▶ Goal
Reproduce the records exactly.

(Items from a dataset)
------------
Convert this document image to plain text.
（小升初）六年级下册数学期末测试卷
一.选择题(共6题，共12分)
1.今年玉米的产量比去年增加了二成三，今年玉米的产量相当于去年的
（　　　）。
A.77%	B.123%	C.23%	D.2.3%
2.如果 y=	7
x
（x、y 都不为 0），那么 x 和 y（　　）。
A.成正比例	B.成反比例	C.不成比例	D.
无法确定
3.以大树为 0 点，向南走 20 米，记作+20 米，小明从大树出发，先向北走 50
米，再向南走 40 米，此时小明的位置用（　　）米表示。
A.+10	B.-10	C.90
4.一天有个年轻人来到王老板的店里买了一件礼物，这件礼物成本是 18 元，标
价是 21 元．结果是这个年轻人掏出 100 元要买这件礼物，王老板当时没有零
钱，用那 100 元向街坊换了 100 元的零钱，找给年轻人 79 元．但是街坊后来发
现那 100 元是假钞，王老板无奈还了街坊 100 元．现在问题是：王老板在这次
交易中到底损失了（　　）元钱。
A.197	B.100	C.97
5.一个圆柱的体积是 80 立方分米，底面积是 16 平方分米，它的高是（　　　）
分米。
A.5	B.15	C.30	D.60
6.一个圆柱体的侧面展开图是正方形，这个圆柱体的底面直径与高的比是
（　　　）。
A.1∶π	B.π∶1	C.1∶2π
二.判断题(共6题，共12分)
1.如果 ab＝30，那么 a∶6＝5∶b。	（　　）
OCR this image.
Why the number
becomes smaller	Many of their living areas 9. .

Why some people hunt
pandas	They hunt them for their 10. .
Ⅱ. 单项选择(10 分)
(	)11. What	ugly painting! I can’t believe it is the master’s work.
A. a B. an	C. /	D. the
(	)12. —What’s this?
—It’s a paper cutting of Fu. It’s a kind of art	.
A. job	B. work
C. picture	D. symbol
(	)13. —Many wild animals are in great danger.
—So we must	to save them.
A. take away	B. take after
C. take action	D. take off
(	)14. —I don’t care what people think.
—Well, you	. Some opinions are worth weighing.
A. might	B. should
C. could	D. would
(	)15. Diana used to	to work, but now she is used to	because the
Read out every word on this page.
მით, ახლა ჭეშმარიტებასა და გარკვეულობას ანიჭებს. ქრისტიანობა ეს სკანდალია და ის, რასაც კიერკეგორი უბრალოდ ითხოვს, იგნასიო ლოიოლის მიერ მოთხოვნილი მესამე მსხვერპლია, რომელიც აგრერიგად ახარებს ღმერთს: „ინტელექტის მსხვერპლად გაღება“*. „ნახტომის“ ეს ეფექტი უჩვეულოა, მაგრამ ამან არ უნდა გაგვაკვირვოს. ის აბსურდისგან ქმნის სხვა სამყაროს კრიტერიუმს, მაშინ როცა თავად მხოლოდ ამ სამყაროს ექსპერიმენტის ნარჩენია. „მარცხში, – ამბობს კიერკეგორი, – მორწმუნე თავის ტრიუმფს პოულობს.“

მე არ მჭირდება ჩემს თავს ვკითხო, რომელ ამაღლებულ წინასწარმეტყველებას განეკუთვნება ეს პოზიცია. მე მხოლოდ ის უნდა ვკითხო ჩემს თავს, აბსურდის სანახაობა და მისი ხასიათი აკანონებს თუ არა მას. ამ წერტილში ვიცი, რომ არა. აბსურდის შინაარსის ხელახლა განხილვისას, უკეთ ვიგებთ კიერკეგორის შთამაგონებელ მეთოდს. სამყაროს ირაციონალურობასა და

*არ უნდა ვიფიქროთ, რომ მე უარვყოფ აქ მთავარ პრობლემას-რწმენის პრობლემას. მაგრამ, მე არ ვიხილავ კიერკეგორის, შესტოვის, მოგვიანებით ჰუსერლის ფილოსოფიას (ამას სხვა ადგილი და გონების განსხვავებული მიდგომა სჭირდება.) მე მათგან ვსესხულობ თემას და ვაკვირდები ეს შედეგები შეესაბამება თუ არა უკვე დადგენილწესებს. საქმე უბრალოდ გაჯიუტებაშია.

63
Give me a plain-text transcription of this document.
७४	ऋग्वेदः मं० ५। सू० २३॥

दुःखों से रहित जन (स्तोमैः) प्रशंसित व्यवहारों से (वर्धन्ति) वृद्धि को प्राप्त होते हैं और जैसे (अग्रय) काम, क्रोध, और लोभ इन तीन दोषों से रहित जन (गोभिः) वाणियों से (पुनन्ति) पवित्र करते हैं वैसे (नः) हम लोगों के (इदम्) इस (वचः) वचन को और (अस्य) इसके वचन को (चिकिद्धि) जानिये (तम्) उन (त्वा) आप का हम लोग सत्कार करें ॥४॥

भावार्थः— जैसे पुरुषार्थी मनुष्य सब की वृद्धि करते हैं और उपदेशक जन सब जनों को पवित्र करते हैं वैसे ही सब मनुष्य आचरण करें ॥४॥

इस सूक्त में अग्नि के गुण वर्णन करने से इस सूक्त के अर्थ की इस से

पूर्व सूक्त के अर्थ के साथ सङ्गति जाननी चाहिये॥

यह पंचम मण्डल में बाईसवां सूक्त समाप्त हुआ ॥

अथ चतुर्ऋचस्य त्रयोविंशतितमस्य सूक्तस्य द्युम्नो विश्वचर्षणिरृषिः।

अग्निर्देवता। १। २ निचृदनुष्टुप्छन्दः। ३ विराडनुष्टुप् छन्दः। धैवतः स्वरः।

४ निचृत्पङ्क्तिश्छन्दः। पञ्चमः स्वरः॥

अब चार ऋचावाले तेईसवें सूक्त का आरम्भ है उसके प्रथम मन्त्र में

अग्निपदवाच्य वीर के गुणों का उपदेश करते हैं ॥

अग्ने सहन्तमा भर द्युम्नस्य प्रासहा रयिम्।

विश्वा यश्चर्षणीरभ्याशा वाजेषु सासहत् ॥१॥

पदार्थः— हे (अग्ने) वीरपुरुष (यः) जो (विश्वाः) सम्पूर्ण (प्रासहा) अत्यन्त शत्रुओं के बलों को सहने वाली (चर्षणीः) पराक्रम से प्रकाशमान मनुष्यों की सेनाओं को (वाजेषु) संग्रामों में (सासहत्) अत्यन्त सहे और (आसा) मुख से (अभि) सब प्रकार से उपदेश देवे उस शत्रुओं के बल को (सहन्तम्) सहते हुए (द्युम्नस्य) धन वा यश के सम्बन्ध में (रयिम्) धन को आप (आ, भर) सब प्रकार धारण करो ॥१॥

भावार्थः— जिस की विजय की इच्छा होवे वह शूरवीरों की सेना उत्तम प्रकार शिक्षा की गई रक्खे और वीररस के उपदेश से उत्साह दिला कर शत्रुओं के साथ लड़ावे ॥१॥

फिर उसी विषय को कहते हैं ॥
------------
▶ Answer in full
Convert this document image to plain text.
（小升初）六年级下册数学期末测试卷
一.选择题(共6题，共12分)
1.今年玉米的产量比去年增加了二成三，今年玉米的产量相当于去年的
（　　　）。
A.77%	B.123%	C.23%	D.2.3%
2.如果 y=	7
x
（x、y 都不为 0），那么 x 和 y（　　）。
A.成正比例	B.成反比例	C.不成比例	D.
无法确定
3.以大树为 0 点，向南走 20 米，记作+20 米，小明从大树出发，先向北走 50
米，再向南走 40 米，此时小明的位置用（　　）米表示。
A.+10	B.-10	C.90
4.一天有个年轻人来到王老板的店里买了一件礼物，这件礼物成本是 18 元，标
价是 21 元．结果是这个年轻人掏出 100 元要买这件礼物，王老板当时没有零
钱，用那 100 元向街坊换了 100 元的零钱，找给年轻人 79 元．但是街坊后来发
现那 100 元是假钞，王老板无奈还了街坊 100 元．现在问题是：王老板在这次
交易中到底损失了（　　）元钱。
A.197	B.100	C.97
5.一个圆柱的体积是 80 立方分米，底面积是 16 平方分米，它的高是（　　　）
分米。
A.5	B.15	C.30	D.60
6.一个圆柱体的侧面展开图是正方形，这个圆柱体的底面直径与高的比是
（　　　）。
A.1∶π	B.π∶1	C.1∶2π
二.判断题(共6题，共12分)
1.如果 ab＝30，那么 a∶6＝5∶b。	（　　）
OCR this image.
Why the number
becomes smaller	Many of their living areas 9. .

Why some people hunt
pandas	They hunt them for their 10. .
Ⅱ. 单项选择(10 分)
(	)11. What	ugly painting! I can’t believe it is the master’s work.
A. a B. an	C. /	D. the
(	)12. —What’s this?
—It’s a paper cutting of Fu. It’s a kind of art	.
A. job	B. work
C. picture	D. symbol
(	)13. —Many wild animals are in great danger.
—So we must	to save them.
A. take away	B. take after
C. take action	D. take off
(	)14. —I don’t care what people think.
—Well, you	. Some opinions are worth weighing.
A. might	B. should
C. could	D. would
(	)15. Diana used to	to work, but now she is used to	because the
Read out every word on this page.
მით, ახლა ჭეშმარიტებასა და გარკვეულობას ანიჭებს. ქრისტიანობა ეს სკანდალია და ის, რასაც კიერკეგორი უბრალოდ ითხოვს, იგნასიო ლოიოლის მიერ მოთხოვნილი მესამე მსხვერპლია, რომელიც აგრერიგად ახარებს ღმერთს: „ინტელექტის მსხვერპლად გაღება“*. „ნახტომის“ ეს ეფექტი უჩვეულოა, მაგრამ ამან არ უნდა გაგვაკვირვოს. ის აბსურდისგან ქმნის სხვა სამყაროს კრიტერიუმს, მაშინ როცა თავად მხოლოდ ამ სამყაროს ექსპერიმენტის ნარჩენია. „მარცხში, – ამბობს კიერკეგორი, – მორწმუნე თავის ტრიუმფს პოულობს.“

მე არ მჭირდება ჩემს თავს ვკითხო, რომელ ამაღლებულ წინასწარმეტყველებას განეკუთვნება ეს პოზიცია. მე მხოლოდ ის უნდა ვკითხო ჩემს თავს, აბსურდის სანახაობა და მისი ხასიათი აკანონებს თუ არა მას. ამ წერტილში ვიცი, რომ არა. აბსურდის შინაარსის ხელახლა განხილვისას, უკეთ ვიგებთ კიერკეგორის შთამაგონებელ მეთოდს. სამყაროს ირაციონალურობასა და

*არ უნდა ვიფიქროთ, რომ მე უარვყოფ აქ მთავარ პრობლემას-რწმენის პრობლემას. მაგრამ, მე არ ვიხილავ კიერკეგორის, შესტოვის, მოგვიანებით ჰუსერლის ფილოსოფიას (ამას სხვა ადგილი და გონების განსხვავებული მიდგომა სჭირდება.) მე მათგან ვსესხულობ თემას და ვაკვირდები ეს შედეგები შეესაბამება თუ არა უკვე დადგენილწესებს. საქმე უბრალოდ გაჯიუტებაშია.

63
Give me a plain-text transcription of this document.
७४	ऋग्वेदः मं० ५। सू० २३॥

दुःखों से रहित जन (स्तोमैः) प्रशंसित व्यवहारों से (वर्धन्ति) वृद्धि को प्राप्त होते हैं और जैसे (अग्रय) काम, क्रोध, और लोभ इन तीन दोषों से रहित जन (गोभिः) वाणियों से (पुनन्ति) पवित्र करते हैं वैसे (नः) हम लोगों के (इदम्) इस (वचः) वचन को और (अस्य) इसके वचन को (चिकिद्धि) जानिये (तम्) उन (त्वा) आप का हम लोग सत्कार करें ॥४॥

भावार्थः— जैसे पुरुषार्थी मनुष्य सब की वृद्धि करते हैं और उपदेशक जन सब जनों को पवित्र करते हैं वैसे ही सब मनुष्य आचरण करें ॥४॥

इस सूक्त में अग्नि के गुण वर्णन करने से इस सूक्त के अर्थ की इस से

पूर्व सूक्त के अर्थ के साथ सङ्गति जाननी चाहिये॥

यह पंचम मण्डल में बाईसवां सूक्त समाप्त हुआ ॥

अथ चतुर्ऋचस्य त्रयोविंशतितमस्य सूक्तस्य द्युम्नो विश्वचर्षणिरृषिः।

अग्निर्देवता। १। २ निचृदनुष्टुप्छन्दः। ३ विराडनुष्टुप् छन्दः। धैवतः स्वरः।

४ निचृत्पङ्क्तिश्छन्दः। पञ्चमः स्वरः॥

अब चार ऋचावाले तेईसवें सूक्त का आरम्भ है उसके प्रथम मन्त्र में

अग्निपदवाच्य वीर के गुणों का उपदेश करते हैं ॥

अग्ने सहन्तमा भर द्युम्नस्य प्रासहा रयिम्।

विश्वा यश्चर्षणीरभ्याशा वाजेषु सासहत् ॥१॥

पदार्थः— हे (अग्ने) वीरपुरुष (यः) जो (विश्वाः) सम्पूर्ण (प्रासहा) अत्यन्त शत्रुओं के बलों को सहने वाली (चर्षणीः) पराक्रम से प्रकाशमान मनुष्यों की सेनाओं को (वाजेषु) संग्रामों में (सासहत्) अत्यन्त सहे और (आसा) मुख से (अभि) सब प्रकार से उपदेश देवे उस शत्रुओं के बल को (सहन्तम्) सहते हुए (द्युम्नस्य) धन वा यश के सम्बन्ध में (रयिम्) धन को आप (आ, भर) सब प्रकार धारण करो ॥१॥

भावार्थः— जिस की विजय की इच्छा होवे वह शूरवीरों की सेना उत्तम प्रकार शिक्षा की गई रक्खे और वीररस के उपदेश से उत्साह दिला कर शत्रुओं के साथ लड़ावे ॥१॥

फिर उसी विषय को कहते हैं ॥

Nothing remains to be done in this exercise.